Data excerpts
-=-=-=-=-
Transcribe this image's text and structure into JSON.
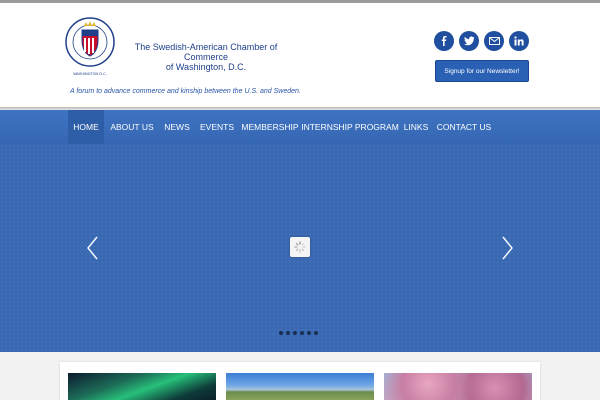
{
  "header": {
    "org_title_line1": "The Swedish-American Chamber of Commerce",
    "org_title_line2": "of Washington, D.C.",
    "tagline": "A forum to advance commerce and kinship between the U.S. and Sweden.",
    "newsletter_label": "Signup for our Newsletter!",
    "social": [
      {
        "name": "facebook",
        "glyph": "f"
      },
      {
        "name": "twitter",
        "glyph": "t"
      },
      {
        "name": "email",
        "glyph": "@"
      },
      {
        "name": "linkedin",
        "glyph": "in"
      }
    ]
  },
  "nav": {
    "items": [
      {
        "label": "HOME",
        "active": true
      },
      {
        "label": "ABOUT US"
      },
      {
        "label": "NEWS"
      },
      {
        "label": "EVENTS"
      },
      {
        "label": "MEMBERSHIP"
      },
      {
        "label": "INTERNSHIP PROGRAM"
      },
      {
        "label": "LINKS"
      },
      {
        "label": "CONTACT US"
      }
    ]
  },
  "slider": {
    "slide_count": 6,
    "colors": {
      "background": "#3a69b4",
      "dot": "#1a2f55"
    }
  },
  "colors": {
    "brand_blue": "#1f4f9e",
    "nav_blue": "#3f74c2",
    "text_blue": "#1f3f8a"
  }
}
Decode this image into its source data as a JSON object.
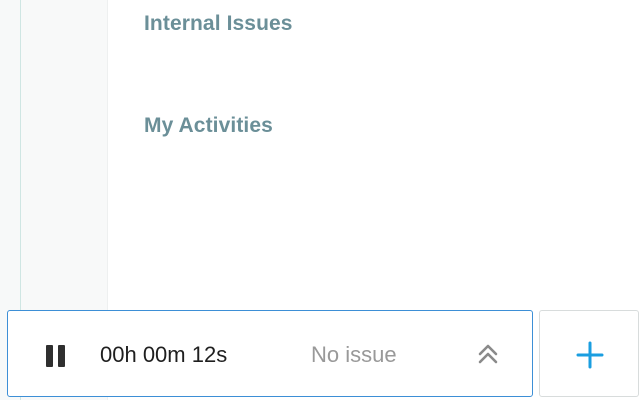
{
  "sections": [
    {
      "title": "Internal Issues"
    },
    {
      "title": "My Activities"
    }
  ],
  "timer": {
    "state": "running",
    "pause_icon": "pause-icon",
    "elapsed": "00h 00m 12s",
    "issue_label": "No issue",
    "expand_icon": "double-chevron-up-icon"
  },
  "add_button": {
    "icon": "plus-icon"
  },
  "colors": {
    "section_title": "#6b8f98",
    "timer_border": "#3d8fd6",
    "accent": "#1a9ee0",
    "muted_text": "#999999"
  }
}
-=-=-=-=-
Task directions:
Make an exact copy of only those lines that run from the line with "Decode this image" through the end of the records, excluding pictures.

Solution to this task:
Decode this image into its source data as a JSON object.
{
  "sections": [
    {
      "title": "Internal Issues"
    },
    {
      "title": "My Activities"
    }
  ],
  "timer": {
    "state": "running",
    "pause_icon": "pause-icon",
    "elapsed": "00h 00m 12s",
    "issue_label": "No issue",
    "expand_icon": "double-chevron-up-icon"
  },
  "add_button": {
    "icon": "plus-icon"
  },
  "colors": {
    "section_title": "#6b8f98",
    "timer_border": "#3d8fd6",
    "accent": "#1a9ee0",
    "muted_text": "#999999"
  }
}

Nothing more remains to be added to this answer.